### [What is being asked]
Give back the full material, exactly as it reads.
----- Data shown
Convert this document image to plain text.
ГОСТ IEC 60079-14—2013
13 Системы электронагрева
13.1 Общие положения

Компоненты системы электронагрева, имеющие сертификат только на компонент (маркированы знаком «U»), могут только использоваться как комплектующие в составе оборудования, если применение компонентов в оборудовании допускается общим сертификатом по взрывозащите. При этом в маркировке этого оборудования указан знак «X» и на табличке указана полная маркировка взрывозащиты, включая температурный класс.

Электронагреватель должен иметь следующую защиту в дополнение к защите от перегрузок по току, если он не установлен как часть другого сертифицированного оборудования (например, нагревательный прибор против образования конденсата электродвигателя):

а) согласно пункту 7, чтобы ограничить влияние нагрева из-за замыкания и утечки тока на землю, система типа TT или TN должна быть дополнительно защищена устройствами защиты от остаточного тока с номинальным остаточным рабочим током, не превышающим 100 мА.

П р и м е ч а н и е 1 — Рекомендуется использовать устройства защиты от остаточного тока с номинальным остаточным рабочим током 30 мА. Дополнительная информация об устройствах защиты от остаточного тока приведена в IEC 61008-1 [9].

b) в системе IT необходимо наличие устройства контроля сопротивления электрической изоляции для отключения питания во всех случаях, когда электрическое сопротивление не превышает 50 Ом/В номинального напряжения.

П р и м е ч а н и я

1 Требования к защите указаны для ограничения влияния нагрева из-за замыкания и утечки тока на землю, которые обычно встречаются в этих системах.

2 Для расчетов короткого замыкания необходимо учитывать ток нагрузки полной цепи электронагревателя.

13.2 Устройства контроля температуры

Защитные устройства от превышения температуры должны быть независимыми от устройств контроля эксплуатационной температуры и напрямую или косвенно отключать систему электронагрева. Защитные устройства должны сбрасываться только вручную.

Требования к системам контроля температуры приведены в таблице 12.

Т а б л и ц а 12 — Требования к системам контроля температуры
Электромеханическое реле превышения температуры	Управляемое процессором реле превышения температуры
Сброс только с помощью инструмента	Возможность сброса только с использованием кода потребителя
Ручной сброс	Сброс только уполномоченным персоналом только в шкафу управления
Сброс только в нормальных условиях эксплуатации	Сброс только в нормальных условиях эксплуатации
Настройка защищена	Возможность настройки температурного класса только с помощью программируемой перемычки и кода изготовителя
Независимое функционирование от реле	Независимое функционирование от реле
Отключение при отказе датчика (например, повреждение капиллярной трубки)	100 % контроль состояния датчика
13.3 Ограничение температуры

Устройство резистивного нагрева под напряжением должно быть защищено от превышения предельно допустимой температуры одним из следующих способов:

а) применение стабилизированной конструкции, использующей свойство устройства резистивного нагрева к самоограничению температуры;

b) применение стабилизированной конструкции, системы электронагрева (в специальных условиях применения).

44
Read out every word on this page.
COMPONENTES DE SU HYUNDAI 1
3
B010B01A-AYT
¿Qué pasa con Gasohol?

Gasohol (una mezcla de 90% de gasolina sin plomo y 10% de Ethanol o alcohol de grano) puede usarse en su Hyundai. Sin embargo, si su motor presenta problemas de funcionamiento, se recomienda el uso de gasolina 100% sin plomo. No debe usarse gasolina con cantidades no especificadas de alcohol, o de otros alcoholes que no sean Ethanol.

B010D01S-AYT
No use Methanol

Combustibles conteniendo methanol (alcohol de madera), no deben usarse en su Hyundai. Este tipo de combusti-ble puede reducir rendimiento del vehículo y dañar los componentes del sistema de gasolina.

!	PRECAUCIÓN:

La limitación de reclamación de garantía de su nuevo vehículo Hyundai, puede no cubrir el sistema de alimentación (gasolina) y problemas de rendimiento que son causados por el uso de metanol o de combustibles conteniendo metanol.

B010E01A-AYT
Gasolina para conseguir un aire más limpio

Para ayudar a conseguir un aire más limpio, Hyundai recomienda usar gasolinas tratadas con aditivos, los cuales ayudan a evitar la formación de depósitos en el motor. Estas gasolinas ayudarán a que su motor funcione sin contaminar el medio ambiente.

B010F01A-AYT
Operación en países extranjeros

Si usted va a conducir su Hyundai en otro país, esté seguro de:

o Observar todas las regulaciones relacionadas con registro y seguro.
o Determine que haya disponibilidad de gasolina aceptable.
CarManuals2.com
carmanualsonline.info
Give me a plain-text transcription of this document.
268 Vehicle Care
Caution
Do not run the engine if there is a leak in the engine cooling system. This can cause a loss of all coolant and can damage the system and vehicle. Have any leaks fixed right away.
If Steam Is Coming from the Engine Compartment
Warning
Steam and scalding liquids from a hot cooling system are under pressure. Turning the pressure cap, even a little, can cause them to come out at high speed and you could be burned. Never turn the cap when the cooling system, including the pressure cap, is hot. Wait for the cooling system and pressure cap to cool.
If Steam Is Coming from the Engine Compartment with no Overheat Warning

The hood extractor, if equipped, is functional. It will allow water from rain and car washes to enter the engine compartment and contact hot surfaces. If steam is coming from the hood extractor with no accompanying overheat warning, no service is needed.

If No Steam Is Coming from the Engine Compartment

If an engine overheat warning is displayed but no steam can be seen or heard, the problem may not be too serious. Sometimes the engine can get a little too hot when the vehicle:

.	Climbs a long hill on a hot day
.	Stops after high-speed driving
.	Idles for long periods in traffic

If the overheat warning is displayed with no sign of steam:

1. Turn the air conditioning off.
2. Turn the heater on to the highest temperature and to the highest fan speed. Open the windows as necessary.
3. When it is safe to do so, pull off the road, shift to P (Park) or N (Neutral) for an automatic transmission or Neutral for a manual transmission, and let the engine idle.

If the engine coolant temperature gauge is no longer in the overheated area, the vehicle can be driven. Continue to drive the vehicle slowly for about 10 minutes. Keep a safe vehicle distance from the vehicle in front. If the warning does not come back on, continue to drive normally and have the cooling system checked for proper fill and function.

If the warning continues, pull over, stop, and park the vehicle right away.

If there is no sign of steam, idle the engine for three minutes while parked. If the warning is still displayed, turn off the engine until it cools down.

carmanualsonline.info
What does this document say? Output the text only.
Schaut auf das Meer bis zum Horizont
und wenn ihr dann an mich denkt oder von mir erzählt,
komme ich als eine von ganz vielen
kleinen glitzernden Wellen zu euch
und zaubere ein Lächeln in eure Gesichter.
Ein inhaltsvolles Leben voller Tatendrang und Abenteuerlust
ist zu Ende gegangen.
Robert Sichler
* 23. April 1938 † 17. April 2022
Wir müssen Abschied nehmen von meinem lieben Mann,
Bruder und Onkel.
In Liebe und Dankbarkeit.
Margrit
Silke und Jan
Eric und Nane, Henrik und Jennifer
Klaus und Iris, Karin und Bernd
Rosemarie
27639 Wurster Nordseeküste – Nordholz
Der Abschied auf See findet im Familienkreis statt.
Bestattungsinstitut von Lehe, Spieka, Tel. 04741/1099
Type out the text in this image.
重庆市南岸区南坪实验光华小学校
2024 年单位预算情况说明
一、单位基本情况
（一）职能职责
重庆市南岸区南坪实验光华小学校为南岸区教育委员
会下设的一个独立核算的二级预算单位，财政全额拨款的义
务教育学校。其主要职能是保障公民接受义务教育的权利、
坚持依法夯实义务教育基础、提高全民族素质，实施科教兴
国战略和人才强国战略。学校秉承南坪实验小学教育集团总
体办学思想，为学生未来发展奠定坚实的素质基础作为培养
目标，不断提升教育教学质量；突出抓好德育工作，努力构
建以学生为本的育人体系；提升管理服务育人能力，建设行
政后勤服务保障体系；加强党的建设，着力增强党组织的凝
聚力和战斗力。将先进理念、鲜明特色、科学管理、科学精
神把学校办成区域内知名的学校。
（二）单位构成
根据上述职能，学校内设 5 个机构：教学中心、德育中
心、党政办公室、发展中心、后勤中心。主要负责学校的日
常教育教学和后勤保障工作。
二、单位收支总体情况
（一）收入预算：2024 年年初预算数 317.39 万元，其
----------
### [Solution]
Convert this document image to plain text.
ГОСТ IEC 60079-14—2013
13 Системы электронагрева
13.1 Общие положения

Компоненты системы электронагрева, имеющие сертификат только на компонент (маркированы знаком «U»), могут только использоваться как комплектующие в составе оборудования, если применение компонентов в оборудовании допускается общим сертификатом по взрывозащите. При этом в маркировке этого оборудования указан знак «X» и на табличке указана полная маркировка взрывозащиты, включая температурный класс.

Электронагреватель должен иметь следующую защиту в дополнение к защите от перегрузок по току, если он не установлен как часть другого сертифицированного оборудования (например, нагревательный прибор против образования конденсата электродвигателя):

а) согласно пункту 7, чтобы ограничить влияние нагрева из-за замыкания и утечки тока на землю, система типа TT или TN должна быть дополнительно защищена устройствами защиты от остаточного тока с номинальным остаточным рабочим током, не превышающим 100 мА.

П р и м е ч а н и е 1 — Рекомендуется использовать устройства защиты от остаточного тока с номинальным остаточным рабочим током 30 мА. Дополнительная информация об устройствах защиты от остаточного тока приведена в IEC 61008-1 [9].

b) в системе IT необходимо наличие устройства контроля сопротивления электрической изоляции для отключения питания во всех случаях, когда электрическое сопротивление не превышает 50 Ом/В номинального напряжения.

П р и м е ч а н и я

1 Требования к защите указаны для ограничения влияния нагрева из-за замыкания и утечки тока на землю, которые обычно встречаются в этих системах.

2 Для расчетов короткого замыкания необходимо учитывать ток нагрузки полной цепи электронагревателя.

13.2 Устройства контроля температуры

Защитные устройства от превышения температуры должны быть независимыми от устройств контроля эксплуатационной температуры и напрямую или косвенно отключать систему электронагрева. Защитные устройства должны сбрасываться только вручную.

Требования к системам контроля температуры приведены в таблице 12.

Т а б л и ц а 12 — Требования к системам контроля температуры
Электромеханическое реле превышения температуры	Управляемое процессором реле превышения температуры
Сброс только с помощью инструмента	Возможность сброса только с использованием кода потребителя
Ручной сброс	Сброс только уполномоченным персоналом только в шкафу управления
Сброс только в нормальных условиях эксплуатации	Сброс только в нормальных условиях эксплуатации
Настройка защищена	Возможность настройки температурного класса только с помощью программируемой перемычки и кода изготовителя
Независимое функционирование от реле	Независимое функционирование от реле
Отключение при отказе датчика (например, повреждение капиллярной трубки)	100 % контроль состояния датчика
13.3 Ограничение температуры

Устройство резистивного нагрева под напряжением должно быть защищено от превышения предельно допустимой температуры одним из следующих способов:

а) применение стабилизированной конструкции, использующей свойство устройства резистивного нагрева к самоограничению температуры;

b) применение стабилизированной конструкции, системы электронагрева (в специальных условиях применения).

44
Read out every word on this page.
COMPONENTES DE SU HYUNDAI 1
3
B010B01A-AYT
¿Qué pasa con Gasohol?

Gasohol (una mezcla de 90% de gasolina sin plomo y 10% de Ethanol o alcohol de grano) puede usarse en su Hyundai. Sin embargo, si su motor presenta problemas de funcionamiento, se recomienda el uso de gasolina 100% sin plomo. No debe usarse gasolina con cantidades no especificadas de alcohol, o de otros alcoholes que no sean Ethanol.

B010D01S-AYT
No use Methanol

Combustibles conteniendo methanol (alcohol de madera), no deben usarse en su Hyundai. Este tipo de combusti-ble puede reducir rendimiento del vehículo y dañar los componentes del sistema de gasolina.

!	PRECAUCIÓN:

La limitación de reclamación de garantía de su nuevo vehículo Hyundai, puede no cubrir el sistema de alimentación (gasolina) y problemas de rendimiento que son causados por el uso de metanol o de combustibles conteniendo metanol.

B010E01A-AYT
Gasolina para conseguir un aire más limpio

Para ayudar a conseguir un aire más limpio, Hyundai recomienda usar gasolinas tratadas con aditivos, los cuales ayudan a evitar la formación de depósitos en el motor. Estas gasolinas ayudarán a que su motor funcione sin contaminar el medio ambiente.

B010F01A-AYT
Operación en países extranjeros

Si usted va a conducir su Hyundai en otro país, esté seguro de:

o Observar todas las regulaciones relacionadas con registro y seguro.
o Determine que haya disponibilidad de gasolina aceptable.
CarManuals2.com
carmanualsonline.info
Give me a plain-text transcription of this document.
268 Vehicle Care
Caution
Do not run the engine if there is a leak in the engine cooling system. This can cause a loss of all coolant and can damage the system and vehicle. Have any leaks fixed right away.
If Steam Is Coming from the Engine Compartment
Warning
Steam and scalding liquids from a hot cooling system are under pressure. Turning the pressure cap, even a little, can cause them to come out at high speed and you could be burned. Never turn the cap when the cooling system, including the pressure cap, is hot. Wait for the cooling system and pressure cap to cool.
If Steam Is Coming from the Engine Compartment with no Overheat Warning

The hood extractor, if equipped, is functional. It will allow water from rain and car washes to enter the engine compartment and contact hot surfaces. If steam is coming from the hood extractor with no accompanying overheat warning, no service is needed.

If No Steam Is Coming from the Engine Compartment

If an engine overheat warning is displayed but no steam can be seen or heard, the problem may not be too serious. Sometimes the engine can get a little too hot when the vehicle:

.	Climbs a long hill on a hot day
.	Stops after high-speed driving
.	Idles for long periods in traffic

If the overheat warning is displayed with no sign of steam:

1. Turn the air conditioning off.
2. Turn the heater on to the highest temperature and to the highest fan speed. Open the windows as necessary.
3. When it is safe to do so, pull off the road, shift to P (Park) or N (Neutral) for an automatic transmission or Neutral for a manual transmission, and let the engine idle.

If the engine coolant temperature gauge is no longer in the overheated area, the vehicle can be driven. Continue to drive the vehicle slowly for about 10 minutes. Keep a safe vehicle distance from the vehicle in front. If the warning does not come back on, continue to drive normally and have the cooling system checked for proper fill and function.

If the warning continues, pull over, stop, and park the vehicle right away.

If there is no sign of steam, idle the engine for three minutes while parked. If the warning is still displayed, turn off the engine until it cools down.

carmanualsonline.info
What does this document say? Output the text only.
Schaut auf das Meer bis zum Horizont
und wenn ihr dann an mich denkt oder von mir erzählt,
komme ich als eine von ganz vielen
kleinen glitzernden Wellen zu euch
und zaubere ein Lächeln in eure Gesichter.
Ein inhaltsvolles Leben voller Tatendrang und Abenteuerlust
ist zu Ende gegangen.
Robert Sichler
* 23. April 1938 † 17. April 2022
Wir müssen Abschied nehmen von meinem lieben Mann,
Bruder und Onkel.
In Liebe und Dankbarkeit.
Margrit
Silke und Jan
Eric und Nane, Henrik und Jennifer
Klaus und Iris, Karin und Bernd
Rosemarie
27639 Wurster Nordseeküste – Nordholz
Der Abschied auf See findet im Familienkreis statt.
Bestattungsinstitut von Lehe, Spieka, Tel. 04741/1099
Type out the text in this image.
重庆市南岸区南坪实验光华小学校
2024 年单位预算情况说明
一、单位基本情况
（一）职能职责
重庆市南岸区南坪实验光华小学校为南岸区教育委员
会下设的一个独立核算的二级预算单位，财政全额拨款的义
务教育学校。其主要职能是保障公民接受义务教育的权利、
坚持依法夯实义务教育基础、提高全民族素质，实施科教兴
国战略和人才强国战略。学校秉承南坪实验小学教育集团总
体办学思想，为学生未来发展奠定坚实的素质基础作为培养
目标，不断提升教育教学质量；突出抓好德育工作，努力构
建以学生为本的育人体系；提升管理服务育人能力，建设行
政后勤服务保障体系；加强党的建设，着力增强党组织的凝
聚力和战斗力。将先进理念、鲜明特色、科学管理、科学精
神把学校办成区域内知名的学校。
（二）单位构成
根据上述职能，学校内设 5 个机构：教学中心、德育中
心、党政办公室、发展中心、后勤中心。主要负责学校的日
常教育教学和后勤保障工作。
二、单位收支总体情况
（一）收入预算：2024 年年初预算数 317.39 万元，其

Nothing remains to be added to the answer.